(Records)

>>>>

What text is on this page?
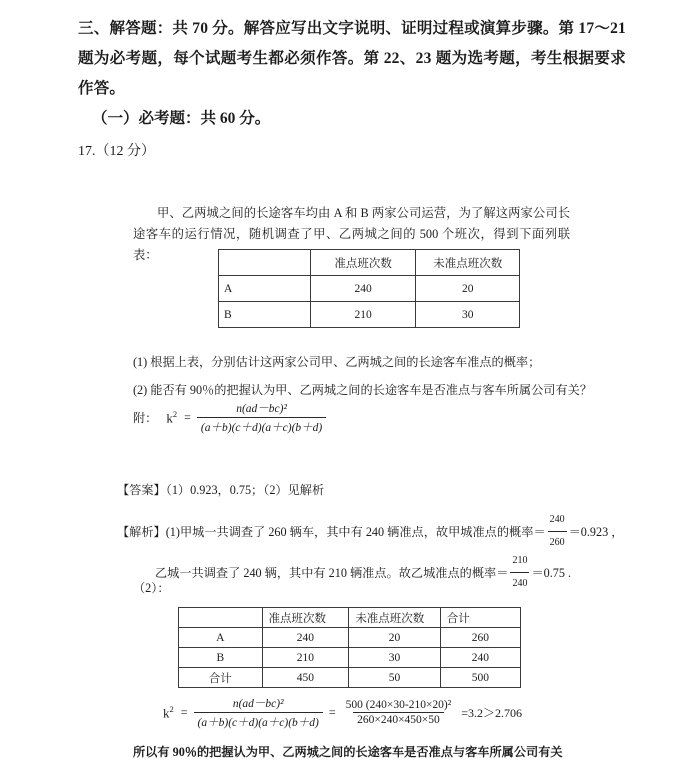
三、解答题：共 70 分。解答应写出文字说明、证明过程或演算步骤。第 17～21 题为必考题，每个试题考生都必须作答。第 22、23 题为选考题，考生根据要求作答。
（一）必考题：共 60 分。
17.（12 分）
甲、乙两城之间的长途客车均由 A 和 B 两家公司运营，为了解这两家公司长途客车的运行情况，随机调查了甲、乙两城之间的 500 个班次，得到下面列联表：
	准点班次数	未准点班次数
A	240	20
B	210	30
(1) 根据上表，分别估计这两家公司甲、乙两城之间的长途客车准点的概率；
(2) 能否有 90％的把握认为甲、乙两城之间的长途客车是否准点与客车所属公司有关？
附： $k^2 = \frac{\text{n(ad－bc)²}}{(a+b)(c+d)(a+c)(b+d)}$
【答案】（1）0.923，0.75；（2）见解析
【解析】 (1)甲城一共调查了 260 辆车，其中有 240 辆准点，故甲城准点的概率＝ $\frac{240}{260} =0.923$ ，
乙城一共调查了 240 辆，其中有 210 辆准点。故乙城准点的概率＝ $\frac{210}{240} =0.75$ .
（2）：
	准点班次数	未准点班次数	合计
A	240	20	260
B	210	30	240
合计	450	50	500
$k^2 = \frac{\text{n(ad－bc)²}}{(a+b)(c+d)(a+c)(b+d)} = \frac{\text{500 (240×30-210×20)²}}{260\times 240\times 450\times 50} =3.2>2.706$
所以有 90％的把握认为甲、乙两城之间的长途客车是否准点与客车所属公司有关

<<<<

Locate all lines holding the word "乙两城之间的长途客车是否准点与客车所属公司有关", then copy them out.

• Solved problem:
(2) 能否有 90％的把握认为甲、乙两城之间的长途客车是否准点与客车所属公司有关？
所以有 90％的把握认为甲、乙两城之间的长途客车是否准点与客车所属公司有关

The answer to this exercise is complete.